Dans un entretien avec la chaîne américaine ABC News lundi 6 novembre, le premier ministre Benyamin Netanyahou a affirmé qu’Israël assurera la sécurité de Gaza après la guerre. Comment interpréter cette déclaration?
Dominique Moïsi: Netanyahou affirme ici une évidence, presque une banalité. Il est clair qu’Israël sera responsable de la sécurité à Gaza après la défaite du Hamas. Est-ce que cela signifie qu’Israël va reprendre Gaza sous sa coupe comme c’était le cas jusqu’en 2005? La question n’est pas tranchée et la réponse de Netanyahou ne fournit pas d’indication sur ce point.
Israël pourrait-il s’accommoder d’une administration ou supervision de la bande de Gaza par la communauté internationale, ayant ou non le tampon de l’ONU?
Il est question, effectivement, d’un mandat international qui «régnerait» sur Gaza après la fin de la guerre. Israël a toujours eu les plus grandes réticences à l’égard de ces mandats internationaux, persuadé que seul lui était capable d’assurer la sécurité des Israéliens – le massacre du 7 octobre montre qu’il a failli à cette occasion. Maintenant, est-ce qu’il faut éliminer d’office cette solution? Je ne le crois pas.

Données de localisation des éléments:

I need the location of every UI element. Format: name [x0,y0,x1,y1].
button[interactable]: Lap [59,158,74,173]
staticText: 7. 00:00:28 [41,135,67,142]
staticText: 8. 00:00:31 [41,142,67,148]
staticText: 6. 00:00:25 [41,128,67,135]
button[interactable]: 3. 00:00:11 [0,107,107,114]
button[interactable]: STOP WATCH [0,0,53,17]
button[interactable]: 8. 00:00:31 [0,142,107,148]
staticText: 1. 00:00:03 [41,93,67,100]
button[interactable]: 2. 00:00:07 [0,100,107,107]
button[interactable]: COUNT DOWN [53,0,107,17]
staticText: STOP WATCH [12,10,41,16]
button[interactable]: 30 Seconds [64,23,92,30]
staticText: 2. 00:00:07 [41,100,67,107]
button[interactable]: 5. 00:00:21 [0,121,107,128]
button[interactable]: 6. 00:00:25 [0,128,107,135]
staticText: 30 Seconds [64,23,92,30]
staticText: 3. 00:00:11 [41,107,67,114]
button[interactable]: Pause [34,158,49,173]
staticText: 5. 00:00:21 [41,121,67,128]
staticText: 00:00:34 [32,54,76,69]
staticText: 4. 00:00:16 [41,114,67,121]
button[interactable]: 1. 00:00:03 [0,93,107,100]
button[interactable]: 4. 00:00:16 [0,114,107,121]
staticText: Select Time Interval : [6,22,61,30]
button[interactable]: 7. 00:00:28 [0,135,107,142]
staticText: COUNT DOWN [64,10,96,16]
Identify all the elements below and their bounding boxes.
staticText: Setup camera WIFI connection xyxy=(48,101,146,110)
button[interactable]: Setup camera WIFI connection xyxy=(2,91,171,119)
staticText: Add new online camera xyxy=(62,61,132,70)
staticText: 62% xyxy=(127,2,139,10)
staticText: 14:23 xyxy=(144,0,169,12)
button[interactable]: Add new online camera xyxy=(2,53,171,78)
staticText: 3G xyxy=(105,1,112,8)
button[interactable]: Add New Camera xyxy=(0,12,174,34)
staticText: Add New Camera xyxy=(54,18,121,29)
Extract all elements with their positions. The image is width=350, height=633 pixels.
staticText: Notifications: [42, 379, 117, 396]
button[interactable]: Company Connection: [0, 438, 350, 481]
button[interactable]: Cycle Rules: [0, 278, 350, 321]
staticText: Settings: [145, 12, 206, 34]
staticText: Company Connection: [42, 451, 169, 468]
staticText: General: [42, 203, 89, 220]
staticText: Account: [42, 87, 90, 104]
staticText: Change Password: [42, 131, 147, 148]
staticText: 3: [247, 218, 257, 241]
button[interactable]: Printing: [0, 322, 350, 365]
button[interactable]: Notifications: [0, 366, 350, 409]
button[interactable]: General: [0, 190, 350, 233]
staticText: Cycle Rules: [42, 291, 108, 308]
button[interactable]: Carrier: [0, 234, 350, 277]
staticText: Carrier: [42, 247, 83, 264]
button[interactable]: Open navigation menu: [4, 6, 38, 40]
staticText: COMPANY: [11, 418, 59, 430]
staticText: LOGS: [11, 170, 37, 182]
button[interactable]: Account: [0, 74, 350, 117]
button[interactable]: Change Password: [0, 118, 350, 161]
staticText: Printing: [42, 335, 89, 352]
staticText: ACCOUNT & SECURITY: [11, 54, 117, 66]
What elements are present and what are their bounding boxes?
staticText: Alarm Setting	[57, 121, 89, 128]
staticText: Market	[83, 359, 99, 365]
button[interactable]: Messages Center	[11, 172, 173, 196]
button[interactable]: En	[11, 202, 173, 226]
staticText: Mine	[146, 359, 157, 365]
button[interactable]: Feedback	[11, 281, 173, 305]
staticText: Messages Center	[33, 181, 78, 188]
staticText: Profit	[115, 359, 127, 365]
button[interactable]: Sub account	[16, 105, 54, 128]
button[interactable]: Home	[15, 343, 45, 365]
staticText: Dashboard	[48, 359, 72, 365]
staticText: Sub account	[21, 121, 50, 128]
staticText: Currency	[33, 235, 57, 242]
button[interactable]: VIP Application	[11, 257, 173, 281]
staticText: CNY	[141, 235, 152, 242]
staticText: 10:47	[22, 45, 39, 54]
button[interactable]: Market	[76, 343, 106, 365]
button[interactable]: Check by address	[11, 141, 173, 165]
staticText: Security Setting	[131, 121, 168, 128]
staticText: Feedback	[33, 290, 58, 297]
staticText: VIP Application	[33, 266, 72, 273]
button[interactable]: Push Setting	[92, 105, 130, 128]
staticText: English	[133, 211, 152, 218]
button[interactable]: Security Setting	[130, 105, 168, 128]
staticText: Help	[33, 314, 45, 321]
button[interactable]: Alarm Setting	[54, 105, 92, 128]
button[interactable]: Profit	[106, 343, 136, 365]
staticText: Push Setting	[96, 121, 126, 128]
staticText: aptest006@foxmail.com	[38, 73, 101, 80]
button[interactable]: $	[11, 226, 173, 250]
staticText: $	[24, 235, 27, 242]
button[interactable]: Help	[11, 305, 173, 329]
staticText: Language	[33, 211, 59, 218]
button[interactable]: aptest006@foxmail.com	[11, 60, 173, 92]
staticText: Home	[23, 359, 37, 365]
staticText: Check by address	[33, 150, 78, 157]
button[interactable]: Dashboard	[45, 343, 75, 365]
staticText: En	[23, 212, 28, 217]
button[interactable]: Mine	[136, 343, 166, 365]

CONSIGNE: Poursuivez l'entretien sur la sécurité de Gaza après la guerre, à partir de l'endroit où il s'arrête. Les lignes ci-dessus ne sont d'aucune utilité ici.

RÉPONSE:
L’Autorité palestinienne pourrait-elle revenir dans le jeu à Gaza?
Cette Autorité palestinienne, pour le moment, est trop faible, trop divisée, trop peu représentative, pour jouer ce rôle. Alors, peut-on imaginer qu’une autorité mandataire pourrait servir d’intermédiaire, dans le temps, entre le Hamas, dans ce qu’il pourrait avoir de résiduel, et l’Autorité palestinienne? Pourquoi pas. Même si cela paraît une option hypothétique.
Le Hamas, comme groupe ayant porté l’attaque contre Israël, semble pour l’heure avoir la faveur des opinions arabes, non?
Il y a incontestablement une popularité du Hamas dans ce qu’on appelle communément la rue arabe. Avec cette confusion, pour le coup, entre le Hamas et la cause palestinienne. Mais, on peut penser à l’inverse que, lorsque l’opération militaire israélienne à Gaza sera terminée, l’ampleur des victimes, l’ampleur des dégâts, fera réfléchir l’ensemble des Palestiniens. En particulier des habitants de Gaza, qui, nombre d’entre eux, se désolidarisent du Hamas et accusent même le Hamas de les avoir «condamnés à mort». Ils peuvent se dire:
C’est donc une question très délicate, à laquelle on ne saurait apporter de réponse à l’heure actuelle, ces différents scénarios sont plausibles et ouverts l’un comme l’autre.
Des pays de la région auront sûrement leur mot à dire…
On peut penser que des pays comme l’Arabie Saoudite s’engageront fortement du côté de l’Autorité palestinienne. Ne serait-ce que pour s’opposer à l’Iran qui contrôle très largement le Hamas.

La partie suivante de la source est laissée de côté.